begin Exercise data

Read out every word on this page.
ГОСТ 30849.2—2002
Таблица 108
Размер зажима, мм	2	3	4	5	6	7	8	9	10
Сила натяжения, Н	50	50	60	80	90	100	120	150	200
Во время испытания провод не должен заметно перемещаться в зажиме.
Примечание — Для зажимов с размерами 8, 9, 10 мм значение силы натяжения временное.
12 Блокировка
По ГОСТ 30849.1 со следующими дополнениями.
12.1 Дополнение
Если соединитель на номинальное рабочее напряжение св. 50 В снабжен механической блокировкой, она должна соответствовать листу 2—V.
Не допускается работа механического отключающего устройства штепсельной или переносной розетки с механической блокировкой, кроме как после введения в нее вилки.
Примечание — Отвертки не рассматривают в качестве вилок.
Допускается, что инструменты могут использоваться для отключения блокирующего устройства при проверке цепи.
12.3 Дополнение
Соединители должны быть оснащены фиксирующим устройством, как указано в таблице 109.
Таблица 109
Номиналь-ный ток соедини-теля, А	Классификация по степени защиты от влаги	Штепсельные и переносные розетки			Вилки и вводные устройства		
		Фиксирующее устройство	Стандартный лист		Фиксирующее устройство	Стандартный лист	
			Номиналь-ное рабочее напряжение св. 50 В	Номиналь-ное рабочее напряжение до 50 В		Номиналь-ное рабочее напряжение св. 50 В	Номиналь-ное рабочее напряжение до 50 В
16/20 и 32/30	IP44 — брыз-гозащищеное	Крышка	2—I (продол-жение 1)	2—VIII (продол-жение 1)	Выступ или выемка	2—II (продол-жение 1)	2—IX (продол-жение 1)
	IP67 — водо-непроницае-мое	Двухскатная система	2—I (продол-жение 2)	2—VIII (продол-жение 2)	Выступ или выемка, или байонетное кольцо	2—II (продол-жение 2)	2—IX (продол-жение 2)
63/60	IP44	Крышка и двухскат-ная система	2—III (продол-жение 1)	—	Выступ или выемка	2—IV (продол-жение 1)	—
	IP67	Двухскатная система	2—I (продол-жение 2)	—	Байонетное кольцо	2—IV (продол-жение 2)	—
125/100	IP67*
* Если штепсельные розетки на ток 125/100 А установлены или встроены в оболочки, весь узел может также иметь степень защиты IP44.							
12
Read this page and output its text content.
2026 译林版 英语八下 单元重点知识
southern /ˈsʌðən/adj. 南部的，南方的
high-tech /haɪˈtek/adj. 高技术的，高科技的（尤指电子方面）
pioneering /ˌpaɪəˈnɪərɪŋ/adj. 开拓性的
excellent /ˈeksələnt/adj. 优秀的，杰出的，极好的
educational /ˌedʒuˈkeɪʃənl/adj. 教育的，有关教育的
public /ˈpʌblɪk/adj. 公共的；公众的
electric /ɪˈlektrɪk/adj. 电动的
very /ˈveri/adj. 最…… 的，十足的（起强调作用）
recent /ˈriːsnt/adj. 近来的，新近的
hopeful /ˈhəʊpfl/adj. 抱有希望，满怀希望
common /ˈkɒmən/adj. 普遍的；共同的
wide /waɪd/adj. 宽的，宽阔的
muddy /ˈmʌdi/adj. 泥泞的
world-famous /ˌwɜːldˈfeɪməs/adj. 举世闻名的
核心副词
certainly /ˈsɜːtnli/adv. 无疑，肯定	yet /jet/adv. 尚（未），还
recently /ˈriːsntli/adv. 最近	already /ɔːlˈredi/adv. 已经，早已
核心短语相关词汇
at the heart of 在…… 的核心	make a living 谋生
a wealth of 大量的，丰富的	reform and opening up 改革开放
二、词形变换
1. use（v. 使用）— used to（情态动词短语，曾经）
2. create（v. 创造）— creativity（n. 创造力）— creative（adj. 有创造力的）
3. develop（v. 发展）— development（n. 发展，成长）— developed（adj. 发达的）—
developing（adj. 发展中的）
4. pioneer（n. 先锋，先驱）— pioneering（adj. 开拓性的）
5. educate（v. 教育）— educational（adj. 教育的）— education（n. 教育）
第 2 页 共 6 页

end Exercise data

▸ Given task
Exactly reproduce every line found in the records.

▸ Full output
Read out every word on this page.
ГОСТ 30849.2—2002
Таблица 108
Размер зажима, мм	2	3	4	5	6	7	8	9	10
Сила натяжения, Н	50	50	60	80	90	100	120	150	200
Во время испытания провод не должен заметно перемещаться в зажиме.
Примечание — Для зажимов с размерами 8, 9, 10 мм значение силы натяжения временное.
12 Блокировка
По ГОСТ 30849.1 со следующими дополнениями.
12.1 Дополнение
Если соединитель на номинальное рабочее напряжение св. 50 В снабжен механической блокировкой, она должна соответствовать листу 2—V.
Не допускается работа механического отключающего устройства штепсельной или переносной розетки с механической блокировкой, кроме как после введения в нее вилки.
Примечание — Отвертки не рассматривают в качестве вилок.
Допускается, что инструменты могут использоваться для отключения блокирующего устройства при проверке цепи.
12.3 Дополнение
Соединители должны быть оснащены фиксирующим устройством, как указано в таблице 109.
Таблица 109
Номиналь-ный ток соедини-теля, А	Классификация по степени защиты от влаги	Штепсельные и переносные розетки			Вилки и вводные устройства		
		Фиксирующее устройство	Стандартный лист		Фиксирующее устройство	Стандартный лист	
			Номиналь-ное рабочее напряжение св. 50 В	Номиналь-ное рабочее напряжение до 50 В		Номиналь-ное рабочее напряжение св. 50 В	Номиналь-ное рабочее напряжение до 50 В
16/20 и 32/30	IP44 — брыз-гозащищеное	Крышка	2—I (продол-жение 1)	2—VIII (продол-жение 1)	Выступ или выемка	2—II (продол-жение 1)	2—IX (продол-жение 1)
	IP67 — водо-непроницае-мое	Двухскатная система	2—I (продол-жение 2)	2—VIII (продол-жение 2)	Выступ или выемка, или байонетное кольцо	2—II (продол-жение 2)	2—IX (продол-жение 2)
63/60	IP44	Крышка и двухскат-ная система	2—III (продол-жение 1)	—	Выступ или выемка	2—IV (продол-жение 1)	—
	IP67	Двухскатная система	2—I (продол-жение 2)	—	Байонетное кольцо	2—IV (продол-жение 2)	—
125/100	IP67*
* Если штепсельные розетки на ток 125/100 А установлены или встроены в оболочки, весь узел может также иметь степень защиты IP44.							
12
Read this page and output its text content.
2026 译林版 英语八下 单元重点知识
southern /ˈsʌðən/adj. 南部的，南方的
high-tech /haɪˈtek/adj. 高技术的，高科技的（尤指电子方面）
pioneering /ˌpaɪəˈnɪərɪŋ/adj. 开拓性的
excellent /ˈeksələnt/adj. 优秀的，杰出的，极好的
educational /ˌedʒuˈkeɪʃənl/adj. 教育的，有关教育的
public /ˈpʌblɪk/adj. 公共的；公众的
electric /ɪˈlektrɪk/adj. 电动的
very /ˈveri/adj. 最…… 的，十足的（起强调作用）
recent /ˈriːsnt/adj. 近来的，新近的
hopeful /ˈhəʊpfl/adj. 抱有希望，满怀希望
common /ˈkɒmən/adj. 普遍的；共同的
wide /waɪd/adj. 宽的，宽阔的
muddy /ˈmʌdi/adj. 泥泞的
world-famous /ˌwɜːldˈfeɪməs/adj. 举世闻名的
核心副词
certainly /ˈsɜːtnli/adv. 无疑，肯定	yet /jet/adv. 尚（未），还
recently /ˈriːsntli/adv. 最近	already /ɔːlˈredi/adv. 已经，早已
核心短语相关词汇
at the heart of 在…… 的核心	make a living 谋生
a wealth of 大量的，丰富的	reform and opening up 改革开放
二、词形变换
1. use（v. 使用）— used to（情态动词短语，曾经）
2. create（v. 创造）— creativity（n. 创造力）— creative（adj. 有创造力的）
3. develop（v. 发展）— development（n. 发展，成长）— developed（adj. 发达的）—
developing（adj. 发展中的）
4. pioneer（n. 先锋，先驱）— pioneering（adj. 开拓性的）
5. educate（v. 教育）— educational（adj. 教育的）— education（n. 教育）
第 2 页 共 6 页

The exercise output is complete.